◆ Stated task
Repeat the material below word for word, starting at its very first line and ending at the line that contains "- cell-e-2: 45: [248, 400, 308, 442]", with both of those lines included. Reproduce nothing past that line.

>> Start Supplied records

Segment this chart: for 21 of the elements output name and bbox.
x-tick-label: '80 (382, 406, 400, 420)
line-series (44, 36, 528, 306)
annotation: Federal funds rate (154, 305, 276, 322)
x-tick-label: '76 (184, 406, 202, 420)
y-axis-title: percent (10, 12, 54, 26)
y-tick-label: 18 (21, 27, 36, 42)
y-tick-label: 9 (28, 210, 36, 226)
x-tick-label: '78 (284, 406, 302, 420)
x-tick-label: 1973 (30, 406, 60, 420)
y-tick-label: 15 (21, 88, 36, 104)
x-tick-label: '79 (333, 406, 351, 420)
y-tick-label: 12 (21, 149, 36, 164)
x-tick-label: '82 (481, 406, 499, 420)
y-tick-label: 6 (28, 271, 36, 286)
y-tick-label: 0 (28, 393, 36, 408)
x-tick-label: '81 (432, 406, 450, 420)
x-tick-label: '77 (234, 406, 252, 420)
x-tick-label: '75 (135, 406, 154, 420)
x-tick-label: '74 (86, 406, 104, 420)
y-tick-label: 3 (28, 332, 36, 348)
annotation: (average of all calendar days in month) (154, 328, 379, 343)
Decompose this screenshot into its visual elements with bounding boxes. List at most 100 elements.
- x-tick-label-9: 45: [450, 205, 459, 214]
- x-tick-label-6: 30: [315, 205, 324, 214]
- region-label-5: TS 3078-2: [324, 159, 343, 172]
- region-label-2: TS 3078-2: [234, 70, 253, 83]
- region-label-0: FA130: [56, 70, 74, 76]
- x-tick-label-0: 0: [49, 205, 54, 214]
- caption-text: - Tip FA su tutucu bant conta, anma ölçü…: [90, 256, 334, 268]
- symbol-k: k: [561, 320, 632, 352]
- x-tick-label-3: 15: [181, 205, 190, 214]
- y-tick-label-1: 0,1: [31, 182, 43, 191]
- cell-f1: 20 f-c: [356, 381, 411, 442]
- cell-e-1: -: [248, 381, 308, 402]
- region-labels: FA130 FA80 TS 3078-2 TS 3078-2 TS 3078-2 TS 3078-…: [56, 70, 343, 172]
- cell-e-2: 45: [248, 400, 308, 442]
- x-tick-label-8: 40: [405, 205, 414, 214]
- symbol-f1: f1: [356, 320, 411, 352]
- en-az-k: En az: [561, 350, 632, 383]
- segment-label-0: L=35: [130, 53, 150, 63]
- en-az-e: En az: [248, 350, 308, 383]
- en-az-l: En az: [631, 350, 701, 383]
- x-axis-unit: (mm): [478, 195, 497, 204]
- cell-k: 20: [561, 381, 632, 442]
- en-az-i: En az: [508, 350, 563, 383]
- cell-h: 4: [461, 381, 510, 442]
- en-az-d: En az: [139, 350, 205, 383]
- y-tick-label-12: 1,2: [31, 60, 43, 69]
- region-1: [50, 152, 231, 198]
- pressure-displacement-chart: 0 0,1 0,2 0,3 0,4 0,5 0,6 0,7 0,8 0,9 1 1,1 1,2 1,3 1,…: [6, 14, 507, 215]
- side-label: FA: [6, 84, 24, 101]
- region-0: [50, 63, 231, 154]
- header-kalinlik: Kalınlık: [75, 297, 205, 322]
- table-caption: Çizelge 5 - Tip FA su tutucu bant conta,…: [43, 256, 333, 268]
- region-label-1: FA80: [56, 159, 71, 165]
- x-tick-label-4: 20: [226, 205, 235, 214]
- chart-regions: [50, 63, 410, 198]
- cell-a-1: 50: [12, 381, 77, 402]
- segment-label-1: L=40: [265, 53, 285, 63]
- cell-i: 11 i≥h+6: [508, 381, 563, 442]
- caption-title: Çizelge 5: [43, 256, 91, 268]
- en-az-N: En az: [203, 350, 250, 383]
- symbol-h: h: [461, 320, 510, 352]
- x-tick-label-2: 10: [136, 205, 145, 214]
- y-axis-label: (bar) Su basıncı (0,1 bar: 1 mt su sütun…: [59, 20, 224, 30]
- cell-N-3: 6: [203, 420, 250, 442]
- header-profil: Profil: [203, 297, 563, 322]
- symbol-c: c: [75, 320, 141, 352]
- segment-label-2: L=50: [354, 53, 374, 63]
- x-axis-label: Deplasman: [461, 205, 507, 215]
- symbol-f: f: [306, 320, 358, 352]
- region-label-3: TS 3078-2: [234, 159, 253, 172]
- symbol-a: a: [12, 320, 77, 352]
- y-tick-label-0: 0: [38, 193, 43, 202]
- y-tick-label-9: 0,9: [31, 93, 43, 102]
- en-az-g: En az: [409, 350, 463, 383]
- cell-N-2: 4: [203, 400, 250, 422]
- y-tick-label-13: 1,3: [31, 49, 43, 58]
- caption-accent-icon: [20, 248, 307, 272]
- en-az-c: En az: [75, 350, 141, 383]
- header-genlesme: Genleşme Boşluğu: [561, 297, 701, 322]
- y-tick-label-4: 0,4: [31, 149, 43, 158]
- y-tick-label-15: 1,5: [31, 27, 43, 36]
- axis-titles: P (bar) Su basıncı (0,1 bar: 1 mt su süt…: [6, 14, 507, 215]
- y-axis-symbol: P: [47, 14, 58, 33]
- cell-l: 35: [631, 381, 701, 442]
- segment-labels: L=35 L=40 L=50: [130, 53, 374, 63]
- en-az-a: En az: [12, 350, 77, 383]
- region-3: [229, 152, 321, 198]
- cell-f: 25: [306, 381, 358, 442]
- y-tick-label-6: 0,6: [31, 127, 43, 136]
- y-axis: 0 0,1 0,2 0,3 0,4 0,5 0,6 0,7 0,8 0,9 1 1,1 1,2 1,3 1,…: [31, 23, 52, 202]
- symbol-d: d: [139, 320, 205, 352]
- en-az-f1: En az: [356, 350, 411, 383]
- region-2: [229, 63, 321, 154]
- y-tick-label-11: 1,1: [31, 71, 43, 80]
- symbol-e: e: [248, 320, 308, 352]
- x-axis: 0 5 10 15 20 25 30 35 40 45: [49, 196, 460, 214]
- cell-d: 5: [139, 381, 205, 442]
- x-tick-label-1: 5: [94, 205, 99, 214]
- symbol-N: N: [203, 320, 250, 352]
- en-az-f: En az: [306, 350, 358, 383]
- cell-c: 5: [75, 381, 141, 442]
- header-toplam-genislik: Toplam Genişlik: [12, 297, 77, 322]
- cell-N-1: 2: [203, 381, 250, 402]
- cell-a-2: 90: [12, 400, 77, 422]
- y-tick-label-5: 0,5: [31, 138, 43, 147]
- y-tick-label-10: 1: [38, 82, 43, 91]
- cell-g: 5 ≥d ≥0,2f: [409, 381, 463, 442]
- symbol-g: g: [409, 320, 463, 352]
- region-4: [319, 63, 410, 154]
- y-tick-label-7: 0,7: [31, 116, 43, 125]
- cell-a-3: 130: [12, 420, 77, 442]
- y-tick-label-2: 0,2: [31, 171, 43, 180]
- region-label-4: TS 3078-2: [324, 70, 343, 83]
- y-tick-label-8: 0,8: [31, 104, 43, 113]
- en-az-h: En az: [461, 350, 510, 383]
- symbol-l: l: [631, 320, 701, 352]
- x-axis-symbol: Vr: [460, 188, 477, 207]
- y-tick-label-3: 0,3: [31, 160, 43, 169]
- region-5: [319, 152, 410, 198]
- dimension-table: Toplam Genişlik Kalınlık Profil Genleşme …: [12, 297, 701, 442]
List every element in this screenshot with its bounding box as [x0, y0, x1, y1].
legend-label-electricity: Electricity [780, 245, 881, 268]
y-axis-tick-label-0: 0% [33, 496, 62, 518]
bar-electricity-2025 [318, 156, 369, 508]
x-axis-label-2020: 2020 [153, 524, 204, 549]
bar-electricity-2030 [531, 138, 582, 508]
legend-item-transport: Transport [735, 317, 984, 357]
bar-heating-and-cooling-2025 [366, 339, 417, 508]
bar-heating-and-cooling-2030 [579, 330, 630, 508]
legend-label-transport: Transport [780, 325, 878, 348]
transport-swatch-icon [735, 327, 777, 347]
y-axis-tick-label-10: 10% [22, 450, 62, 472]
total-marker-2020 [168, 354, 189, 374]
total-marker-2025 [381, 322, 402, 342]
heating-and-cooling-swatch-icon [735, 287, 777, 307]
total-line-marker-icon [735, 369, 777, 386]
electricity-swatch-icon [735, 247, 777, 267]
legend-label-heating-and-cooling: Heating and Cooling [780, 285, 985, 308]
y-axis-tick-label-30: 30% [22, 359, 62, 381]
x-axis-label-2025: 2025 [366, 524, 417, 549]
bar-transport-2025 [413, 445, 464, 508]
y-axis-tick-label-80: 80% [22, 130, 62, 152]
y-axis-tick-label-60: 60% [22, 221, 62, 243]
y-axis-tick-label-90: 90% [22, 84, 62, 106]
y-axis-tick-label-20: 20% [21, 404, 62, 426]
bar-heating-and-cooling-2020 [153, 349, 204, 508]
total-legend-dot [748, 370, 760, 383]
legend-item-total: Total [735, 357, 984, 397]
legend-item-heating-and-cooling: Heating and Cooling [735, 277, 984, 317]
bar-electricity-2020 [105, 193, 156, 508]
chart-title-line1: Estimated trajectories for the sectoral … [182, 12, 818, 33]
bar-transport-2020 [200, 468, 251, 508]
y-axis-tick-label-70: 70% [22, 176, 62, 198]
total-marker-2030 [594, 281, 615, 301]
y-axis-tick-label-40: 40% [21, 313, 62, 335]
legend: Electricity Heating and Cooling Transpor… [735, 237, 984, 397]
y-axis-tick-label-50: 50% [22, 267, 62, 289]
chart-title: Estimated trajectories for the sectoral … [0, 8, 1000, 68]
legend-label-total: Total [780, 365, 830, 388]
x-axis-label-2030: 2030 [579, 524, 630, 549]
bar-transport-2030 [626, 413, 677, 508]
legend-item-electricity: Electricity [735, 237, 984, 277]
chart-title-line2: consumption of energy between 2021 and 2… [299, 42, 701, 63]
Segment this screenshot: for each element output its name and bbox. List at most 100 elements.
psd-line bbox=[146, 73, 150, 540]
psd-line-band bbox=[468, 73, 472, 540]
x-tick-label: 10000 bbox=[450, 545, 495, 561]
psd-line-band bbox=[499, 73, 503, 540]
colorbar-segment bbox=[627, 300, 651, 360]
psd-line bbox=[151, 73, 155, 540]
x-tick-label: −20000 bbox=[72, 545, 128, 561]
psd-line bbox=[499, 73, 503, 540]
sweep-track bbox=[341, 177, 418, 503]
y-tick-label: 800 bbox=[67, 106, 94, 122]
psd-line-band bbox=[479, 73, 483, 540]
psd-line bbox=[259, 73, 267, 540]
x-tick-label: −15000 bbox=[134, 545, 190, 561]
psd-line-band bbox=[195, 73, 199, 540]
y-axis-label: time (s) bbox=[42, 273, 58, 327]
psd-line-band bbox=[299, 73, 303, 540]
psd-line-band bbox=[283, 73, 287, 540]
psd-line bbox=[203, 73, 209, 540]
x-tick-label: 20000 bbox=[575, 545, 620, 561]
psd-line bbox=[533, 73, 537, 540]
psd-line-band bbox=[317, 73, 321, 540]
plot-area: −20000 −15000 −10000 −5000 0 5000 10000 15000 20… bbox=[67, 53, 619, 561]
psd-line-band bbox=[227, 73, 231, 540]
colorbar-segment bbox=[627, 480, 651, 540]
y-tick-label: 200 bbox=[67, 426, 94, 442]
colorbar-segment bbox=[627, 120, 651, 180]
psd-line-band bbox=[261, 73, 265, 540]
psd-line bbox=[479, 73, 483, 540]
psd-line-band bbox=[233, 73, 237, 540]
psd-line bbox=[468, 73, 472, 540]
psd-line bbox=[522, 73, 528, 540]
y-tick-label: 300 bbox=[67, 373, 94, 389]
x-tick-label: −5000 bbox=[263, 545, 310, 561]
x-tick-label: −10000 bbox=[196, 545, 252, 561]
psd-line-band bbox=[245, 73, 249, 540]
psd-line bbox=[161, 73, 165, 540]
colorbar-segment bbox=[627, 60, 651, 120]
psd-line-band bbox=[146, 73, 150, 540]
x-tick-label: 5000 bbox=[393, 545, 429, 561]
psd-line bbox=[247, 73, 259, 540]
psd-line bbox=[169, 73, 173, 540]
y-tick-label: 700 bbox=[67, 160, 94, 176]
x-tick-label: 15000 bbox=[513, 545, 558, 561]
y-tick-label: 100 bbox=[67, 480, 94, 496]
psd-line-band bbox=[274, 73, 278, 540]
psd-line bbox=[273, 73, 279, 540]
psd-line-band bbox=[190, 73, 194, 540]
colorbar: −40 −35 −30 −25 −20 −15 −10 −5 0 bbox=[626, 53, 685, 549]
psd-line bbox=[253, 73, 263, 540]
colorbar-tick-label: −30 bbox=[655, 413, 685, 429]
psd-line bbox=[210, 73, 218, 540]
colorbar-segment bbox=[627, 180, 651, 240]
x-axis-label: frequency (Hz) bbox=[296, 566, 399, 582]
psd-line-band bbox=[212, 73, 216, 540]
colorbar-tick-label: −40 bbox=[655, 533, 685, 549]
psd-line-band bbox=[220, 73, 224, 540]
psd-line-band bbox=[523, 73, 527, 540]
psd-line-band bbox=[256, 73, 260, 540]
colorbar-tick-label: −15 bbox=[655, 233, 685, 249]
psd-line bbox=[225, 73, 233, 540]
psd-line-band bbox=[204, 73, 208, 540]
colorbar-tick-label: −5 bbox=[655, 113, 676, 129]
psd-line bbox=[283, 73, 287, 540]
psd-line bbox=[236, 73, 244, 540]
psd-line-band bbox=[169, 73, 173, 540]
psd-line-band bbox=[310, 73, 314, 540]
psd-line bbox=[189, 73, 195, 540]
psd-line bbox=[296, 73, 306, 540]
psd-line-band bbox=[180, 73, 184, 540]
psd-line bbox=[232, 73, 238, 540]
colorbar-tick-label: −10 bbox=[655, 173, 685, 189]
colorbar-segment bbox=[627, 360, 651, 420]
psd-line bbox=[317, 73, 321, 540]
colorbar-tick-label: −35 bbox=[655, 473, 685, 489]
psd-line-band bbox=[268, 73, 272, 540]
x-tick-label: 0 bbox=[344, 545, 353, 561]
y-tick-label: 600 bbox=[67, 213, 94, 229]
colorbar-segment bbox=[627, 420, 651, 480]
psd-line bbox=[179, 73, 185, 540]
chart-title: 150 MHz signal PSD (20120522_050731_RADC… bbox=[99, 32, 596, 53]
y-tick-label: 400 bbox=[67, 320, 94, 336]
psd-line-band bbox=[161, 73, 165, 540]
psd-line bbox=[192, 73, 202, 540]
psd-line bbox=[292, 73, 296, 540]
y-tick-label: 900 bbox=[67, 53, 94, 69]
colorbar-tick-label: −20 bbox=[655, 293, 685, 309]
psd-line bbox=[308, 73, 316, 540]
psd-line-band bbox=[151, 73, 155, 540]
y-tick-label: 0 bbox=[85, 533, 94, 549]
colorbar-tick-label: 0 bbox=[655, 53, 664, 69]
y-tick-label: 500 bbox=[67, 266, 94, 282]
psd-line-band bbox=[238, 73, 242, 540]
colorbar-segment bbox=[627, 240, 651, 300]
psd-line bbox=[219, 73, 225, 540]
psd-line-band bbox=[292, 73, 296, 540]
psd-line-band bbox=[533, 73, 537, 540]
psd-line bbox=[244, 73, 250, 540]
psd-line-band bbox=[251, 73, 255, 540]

>> End Supplied records

◆ Task result
Segment this chart: for 21 of the elements output name and bbox.
x-tick-label: '80 (382, 406, 400, 420)
line-series (44, 36, 528, 306)
annotation: Federal funds rate (154, 305, 276, 322)
x-tick-label: '76 (184, 406, 202, 420)
y-axis-title: percent (10, 12, 54, 26)
y-tick-label: 18 (21, 27, 36, 42)
y-tick-label: 9 (28, 210, 36, 226)
x-tick-label: '78 (284, 406, 302, 420)
x-tick-label: 1973 (30, 406, 60, 420)
y-tick-label: 15 (21, 88, 36, 104)
x-tick-label: '79 (333, 406, 351, 420)
y-tick-label: 12 (21, 149, 36, 164)
x-tick-label: '82 (481, 406, 499, 420)
y-tick-label: 6 (28, 271, 36, 286)
y-tick-label: 0 (28, 393, 36, 408)
x-tick-label: '81 (432, 406, 450, 420)
x-tick-label: '77 (234, 406, 252, 420)
x-tick-label: '75 (135, 406, 154, 420)
x-tick-label: '74 (86, 406, 104, 420)
y-tick-label: 3 (28, 332, 36, 348)
annotation: (average of all calendar days in month) (154, 328, 379, 343)
Decompose this screenshot into its visual elements with bounding boxes. List at most 100 elements.
- x-tick-label-9: 45: [450, 205, 459, 214]
- x-tick-label-6: 30: [315, 205, 324, 214]
- region-label-5: TS 3078-2: [324, 159, 343, 172]
- region-label-2: TS 3078-2: [234, 70, 253, 83]
- region-label-0: FA130: [56, 70, 74, 76]
- x-tick-label-0: 0: [49, 205, 54, 214]
- caption-text: - Tip FA su tutucu bant conta, anma ölçü…: [90, 256, 334, 268]
- symbol-k: k: [561, 320, 632, 352]
- x-tick-label-3: 15: [181, 205, 190, 214]
- y-tick-label-1: 0,1: [31, 182, 43, 191]
- cell-f1: 20 f-c: [356, 381, 411, 442]
- cell-e-1: -: [248, 381, 308, 402]
- region-labels: FA130 FA80 TS 3078-2 TS 3078-2 TS 3078-2 TS 3078-…: [56, 70, 343, 172]
- cell-e-2: 45: [248, 400, 308, 442]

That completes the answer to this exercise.